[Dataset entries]
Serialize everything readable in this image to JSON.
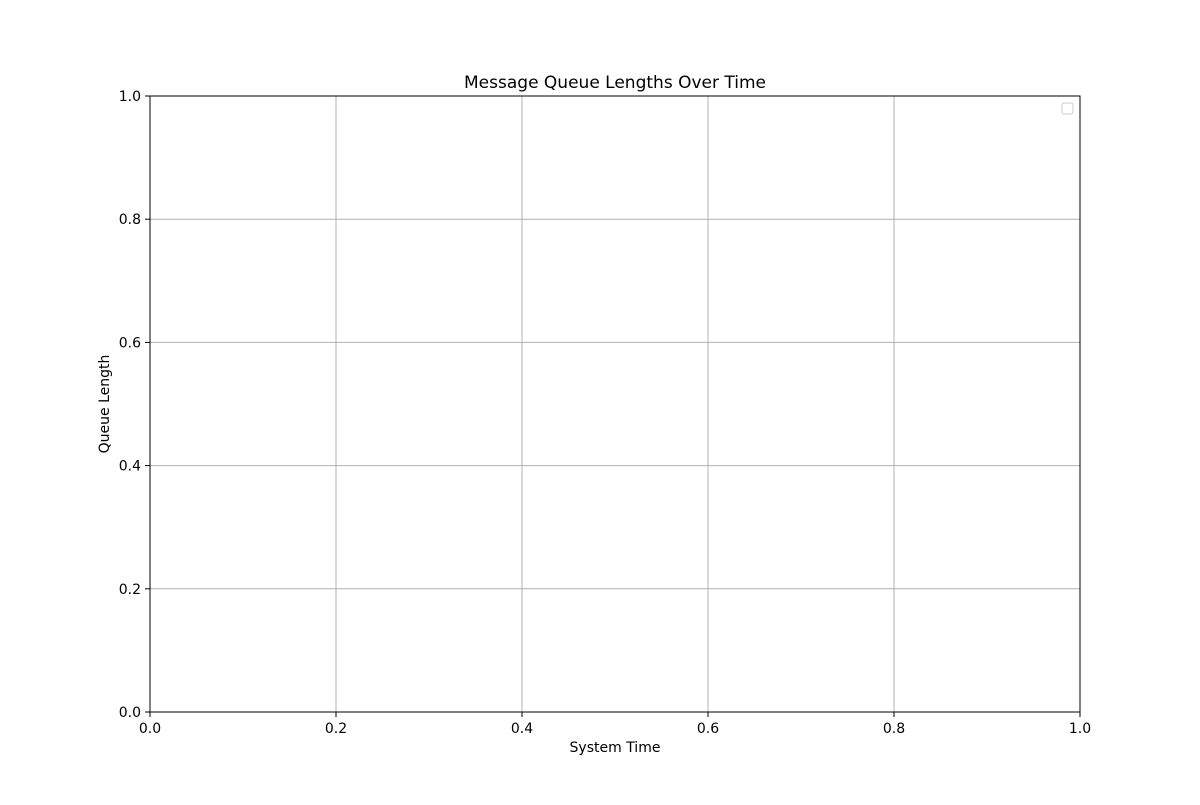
{
  "chart_data": {
    "type": "line",
    "title": "Message Queue Lengths Over Time",
    "xlabel": "System Time",
    "ylabel": "Queue Length",
    "xlim": [
      0.0,
      1.0
    ],
    "ylim": [
      0.0,
      1.0
    ],
    "xticks": [
      0.0,
      0.2,
      0.4,
      0.6,
      0.8,
      1.0
    ],
    "yticks": [
      0.0,
      0.2,
      0.4,
      0.6,
      0.8,
      1.0
    ],
    "xtick_labels": [
      "0.0",
      "0.2",
      "0.4",
      "0.6",
      "0.8",
      "1.0"
    ],
    "ytick_labels": [
      "0.0",
      "0.2",
      "0.4",
      "0.6",
      "0.8",
      "1.0"
    ],
    "grid": true,
    "legend": {
      "placement": "top-right",
      "entries": []
    },
    "series": [],
    "colors": {
      "grid": "#b0b0b0",
      "axes": "#000000",
      "legend_border": "#cccccc",
      "background": "#ffffff"
    }
  }
}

§ THE PROBLEM
Identify each line in the records above that contains the word "Queue", and copy it out in full.

§ TASK OUTPUT
    "title": "Message Queue Lengths Over Time",
    "ylabel": "Queue Length",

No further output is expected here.